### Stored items
:::::
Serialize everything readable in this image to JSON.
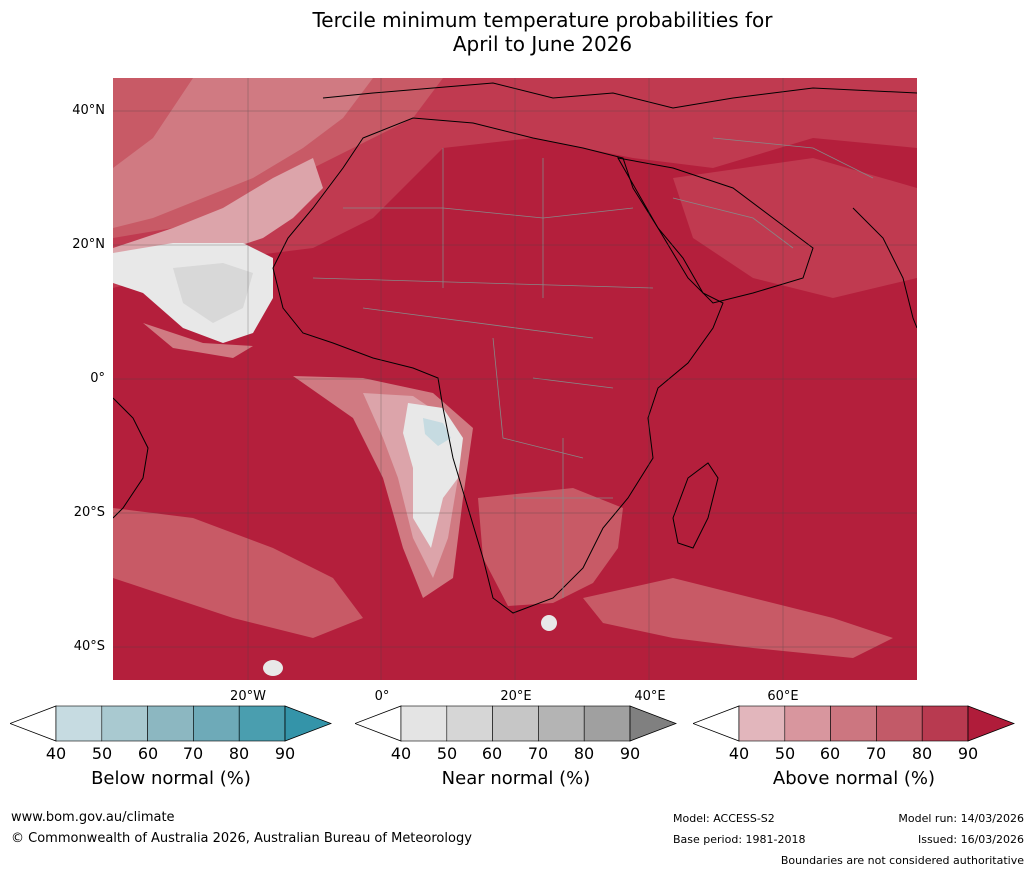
{
  "title": {
    "line1": "Tercile minimum temperature probabilities for",
    "line2": "April to June 2026"
  },
  "map": {
    "lat_labels": [
      "40°N",
      "20°N",
      "0°",
      "20°S",
      "40°S"
    ],
    "lon_labels": [
      "20°W",
      "0°",
      "20°E",
      "40°E",
      "60°E"
    ],
    "colors": {
      "above_90": "#b41f3c",
      "above_80": "#c03a50",
      "above_70": "#c85a66",
      "above_60": "#d07a82",
      "above_50": "#dca4aa",
      "near_40": "#e8e8e8",
      "near_50": "#d8d8d8",
      "below_40": "#c6dbe1",
      "land_border": "#888888",
      "coast": "#000000",
      "grid": "#444444"
    }
  },
  "colorbars": [
    {
      "label": "Below normal (%)",
      "ticks": [
        "40",
        "50",
        "60",
        "70",
        "80",
        "90"
      ],
      "colors": [
        "#c6dbe1",
        "#a9c9d0",
        "#8cb7c1",
        "#6eaab8",
        "#4a9eaf"
      ],
      "low_color": "#ffffff",
      "high_color": "#3494a9"
    },
    {
      "label": "Near normal (%)",
      "ticks": [
        "40",
        "50",
        "60",
        "70",
        "80",
        "90"
      ],
      "colors": [
        "#e4e4e4",
        "#d6d6d6",
        "#c6c6c6",
        "#b4b4b4",
        "#a0a0a0"
      ],
      "low_color": "#ffffff",
      "high_color": "#808080"
    },
    {
      "label": "Above normal (%)",
      "ticks": [
        "40",
        "50",
        "60",
        "70",
        "80",
        "90"
      ],
      "colors": [
        "#e2b6bc",
        "#d8969e",
        "#cc7680",
        "#c25a68",
        "#b83a50"
      ],
      "low_color": "#ffffff",
      "high_color": "#b01c3a"
    }
  ],
  "footer": {
    "url": "www.bom.gov.au/climate",
    "copyright": "© Commonwealth of Australia 2026, Australian Bureau of Meteorology",
    "model": "Model: ACCESS-S2",
    "base_period": "Base period: 1981-2018",
    "model_run": "Model run: 14/03/2026",
    "issued": "Issued: 16/03/2026",
    "disclaimer": "Boundaries are not considered authoritative"
  }
}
:::::
In the entries above, identify each line that includes the string "Model", then copy it.

### TASK RESULT
    "model": "Model: ACCESS-S2",
    "model_run": "Model run: 14/03/2026",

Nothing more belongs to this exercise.